## STATED PROBLEM
In the records below, pick out all lines containing the word "null".

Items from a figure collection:
↓

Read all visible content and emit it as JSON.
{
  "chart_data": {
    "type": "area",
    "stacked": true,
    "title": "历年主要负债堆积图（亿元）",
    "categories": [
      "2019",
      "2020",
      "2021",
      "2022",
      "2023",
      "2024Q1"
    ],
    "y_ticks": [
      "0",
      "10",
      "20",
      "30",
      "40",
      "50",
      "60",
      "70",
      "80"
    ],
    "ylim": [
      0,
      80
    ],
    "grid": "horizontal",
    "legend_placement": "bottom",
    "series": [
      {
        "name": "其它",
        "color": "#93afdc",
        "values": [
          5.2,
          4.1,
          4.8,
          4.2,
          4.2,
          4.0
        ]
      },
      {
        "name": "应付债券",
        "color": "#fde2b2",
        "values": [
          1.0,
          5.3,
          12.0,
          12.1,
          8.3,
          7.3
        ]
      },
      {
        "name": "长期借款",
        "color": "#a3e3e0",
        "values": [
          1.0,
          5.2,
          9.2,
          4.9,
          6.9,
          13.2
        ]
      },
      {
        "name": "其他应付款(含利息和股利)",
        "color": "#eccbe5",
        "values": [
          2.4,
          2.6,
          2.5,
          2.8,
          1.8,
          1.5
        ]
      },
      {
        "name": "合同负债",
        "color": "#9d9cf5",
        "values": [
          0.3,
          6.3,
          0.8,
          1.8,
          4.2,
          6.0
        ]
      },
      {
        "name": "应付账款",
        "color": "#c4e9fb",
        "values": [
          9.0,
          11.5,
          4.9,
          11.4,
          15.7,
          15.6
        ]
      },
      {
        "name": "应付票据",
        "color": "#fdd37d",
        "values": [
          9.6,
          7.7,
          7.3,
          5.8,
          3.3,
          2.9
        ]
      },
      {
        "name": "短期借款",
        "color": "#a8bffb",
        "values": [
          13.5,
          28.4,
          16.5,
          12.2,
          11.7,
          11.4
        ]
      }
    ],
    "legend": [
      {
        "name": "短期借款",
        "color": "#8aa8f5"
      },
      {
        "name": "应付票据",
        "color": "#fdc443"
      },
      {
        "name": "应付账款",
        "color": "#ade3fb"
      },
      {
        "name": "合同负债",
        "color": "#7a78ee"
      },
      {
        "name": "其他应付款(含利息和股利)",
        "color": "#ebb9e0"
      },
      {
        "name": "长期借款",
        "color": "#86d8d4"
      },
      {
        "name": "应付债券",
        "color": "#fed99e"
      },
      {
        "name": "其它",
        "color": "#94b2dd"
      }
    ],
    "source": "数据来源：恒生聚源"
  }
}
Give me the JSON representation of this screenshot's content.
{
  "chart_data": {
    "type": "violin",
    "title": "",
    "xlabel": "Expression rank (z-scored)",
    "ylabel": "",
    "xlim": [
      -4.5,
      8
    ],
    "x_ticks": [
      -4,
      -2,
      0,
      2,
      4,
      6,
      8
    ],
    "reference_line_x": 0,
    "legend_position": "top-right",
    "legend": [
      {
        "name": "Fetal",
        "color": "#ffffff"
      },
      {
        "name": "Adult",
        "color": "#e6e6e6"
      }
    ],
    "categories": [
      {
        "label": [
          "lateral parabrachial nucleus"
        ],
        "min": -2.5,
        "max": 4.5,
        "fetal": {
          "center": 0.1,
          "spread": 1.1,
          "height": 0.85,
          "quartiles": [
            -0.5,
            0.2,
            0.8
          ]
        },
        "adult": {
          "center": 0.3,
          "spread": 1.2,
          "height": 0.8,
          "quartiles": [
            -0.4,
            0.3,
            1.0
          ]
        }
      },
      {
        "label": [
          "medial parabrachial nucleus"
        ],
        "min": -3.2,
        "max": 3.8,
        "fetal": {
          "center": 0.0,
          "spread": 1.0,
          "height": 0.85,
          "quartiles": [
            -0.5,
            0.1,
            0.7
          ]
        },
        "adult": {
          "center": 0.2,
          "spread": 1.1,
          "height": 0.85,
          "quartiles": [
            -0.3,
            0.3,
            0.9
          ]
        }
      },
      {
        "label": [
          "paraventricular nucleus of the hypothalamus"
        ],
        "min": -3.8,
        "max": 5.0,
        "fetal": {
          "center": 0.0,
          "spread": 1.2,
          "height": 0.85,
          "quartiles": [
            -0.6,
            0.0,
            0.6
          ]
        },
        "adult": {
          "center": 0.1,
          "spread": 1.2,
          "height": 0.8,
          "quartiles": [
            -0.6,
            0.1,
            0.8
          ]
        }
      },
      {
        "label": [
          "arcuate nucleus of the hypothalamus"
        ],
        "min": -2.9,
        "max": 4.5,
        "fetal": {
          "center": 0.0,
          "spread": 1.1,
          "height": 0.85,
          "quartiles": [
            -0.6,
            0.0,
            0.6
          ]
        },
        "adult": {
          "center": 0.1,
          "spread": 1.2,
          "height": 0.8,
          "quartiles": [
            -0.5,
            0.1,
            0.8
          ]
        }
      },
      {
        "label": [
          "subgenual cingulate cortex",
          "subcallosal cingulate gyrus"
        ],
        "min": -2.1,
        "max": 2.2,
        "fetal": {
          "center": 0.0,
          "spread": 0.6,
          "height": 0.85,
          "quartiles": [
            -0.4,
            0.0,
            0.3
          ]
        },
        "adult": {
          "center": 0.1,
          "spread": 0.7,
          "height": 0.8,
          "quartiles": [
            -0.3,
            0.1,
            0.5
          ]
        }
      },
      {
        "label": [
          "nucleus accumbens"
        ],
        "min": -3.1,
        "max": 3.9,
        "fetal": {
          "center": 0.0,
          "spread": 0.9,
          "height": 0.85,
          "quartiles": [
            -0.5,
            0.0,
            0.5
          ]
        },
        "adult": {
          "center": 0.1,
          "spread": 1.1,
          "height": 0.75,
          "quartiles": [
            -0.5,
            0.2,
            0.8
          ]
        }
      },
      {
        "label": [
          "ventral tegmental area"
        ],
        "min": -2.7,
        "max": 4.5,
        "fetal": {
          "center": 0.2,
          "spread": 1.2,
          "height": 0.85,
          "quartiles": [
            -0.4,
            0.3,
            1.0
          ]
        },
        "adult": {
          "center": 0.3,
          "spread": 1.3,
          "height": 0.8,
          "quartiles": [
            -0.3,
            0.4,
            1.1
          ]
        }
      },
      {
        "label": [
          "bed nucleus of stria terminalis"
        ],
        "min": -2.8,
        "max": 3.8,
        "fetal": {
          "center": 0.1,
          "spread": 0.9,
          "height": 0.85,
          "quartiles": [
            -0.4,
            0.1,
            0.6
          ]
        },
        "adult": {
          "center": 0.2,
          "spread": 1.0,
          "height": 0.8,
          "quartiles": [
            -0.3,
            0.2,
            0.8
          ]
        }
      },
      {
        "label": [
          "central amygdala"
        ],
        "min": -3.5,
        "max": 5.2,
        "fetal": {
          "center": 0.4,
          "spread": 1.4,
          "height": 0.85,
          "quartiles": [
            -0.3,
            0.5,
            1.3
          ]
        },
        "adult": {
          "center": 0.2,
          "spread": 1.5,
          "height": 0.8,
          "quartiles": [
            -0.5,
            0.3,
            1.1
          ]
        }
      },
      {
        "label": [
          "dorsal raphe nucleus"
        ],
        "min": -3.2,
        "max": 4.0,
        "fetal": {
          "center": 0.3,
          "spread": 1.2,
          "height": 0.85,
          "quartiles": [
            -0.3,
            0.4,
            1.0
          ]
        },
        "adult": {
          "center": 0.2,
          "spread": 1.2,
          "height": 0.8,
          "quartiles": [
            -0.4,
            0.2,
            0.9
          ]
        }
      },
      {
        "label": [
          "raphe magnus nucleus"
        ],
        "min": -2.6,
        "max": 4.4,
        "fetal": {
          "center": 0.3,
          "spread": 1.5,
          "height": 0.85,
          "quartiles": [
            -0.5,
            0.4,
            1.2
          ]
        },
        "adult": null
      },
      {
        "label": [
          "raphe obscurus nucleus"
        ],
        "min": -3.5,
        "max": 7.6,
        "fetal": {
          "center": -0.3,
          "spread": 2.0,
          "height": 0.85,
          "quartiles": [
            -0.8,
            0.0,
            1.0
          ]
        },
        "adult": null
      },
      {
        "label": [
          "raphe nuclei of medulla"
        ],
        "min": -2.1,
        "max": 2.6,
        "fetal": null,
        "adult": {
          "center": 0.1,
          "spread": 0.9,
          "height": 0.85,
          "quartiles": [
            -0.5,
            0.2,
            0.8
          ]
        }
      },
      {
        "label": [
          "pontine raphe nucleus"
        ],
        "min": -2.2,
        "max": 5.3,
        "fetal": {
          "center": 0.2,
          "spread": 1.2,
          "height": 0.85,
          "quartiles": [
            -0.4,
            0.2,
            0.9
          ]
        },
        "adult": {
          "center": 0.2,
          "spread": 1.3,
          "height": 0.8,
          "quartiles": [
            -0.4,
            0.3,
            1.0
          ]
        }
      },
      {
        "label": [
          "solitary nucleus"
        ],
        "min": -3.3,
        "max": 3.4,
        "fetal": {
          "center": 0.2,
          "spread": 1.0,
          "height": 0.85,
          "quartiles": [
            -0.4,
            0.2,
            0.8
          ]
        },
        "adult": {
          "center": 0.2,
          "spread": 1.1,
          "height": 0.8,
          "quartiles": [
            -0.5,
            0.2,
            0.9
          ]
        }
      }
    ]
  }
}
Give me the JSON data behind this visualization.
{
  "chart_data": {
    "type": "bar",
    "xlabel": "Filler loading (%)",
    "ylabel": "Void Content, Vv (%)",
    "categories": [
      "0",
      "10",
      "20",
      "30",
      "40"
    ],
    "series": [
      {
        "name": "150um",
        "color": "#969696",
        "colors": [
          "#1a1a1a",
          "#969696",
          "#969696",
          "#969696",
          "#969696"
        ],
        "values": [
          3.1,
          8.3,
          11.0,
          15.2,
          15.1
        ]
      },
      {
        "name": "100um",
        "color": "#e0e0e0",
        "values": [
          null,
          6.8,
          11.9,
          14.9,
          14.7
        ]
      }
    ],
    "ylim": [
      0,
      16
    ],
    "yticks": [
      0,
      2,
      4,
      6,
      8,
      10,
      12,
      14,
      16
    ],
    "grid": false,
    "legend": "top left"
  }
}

↑

## RESPONSE
        "adult": null
        "adult": null
        "fetal": null,
          null,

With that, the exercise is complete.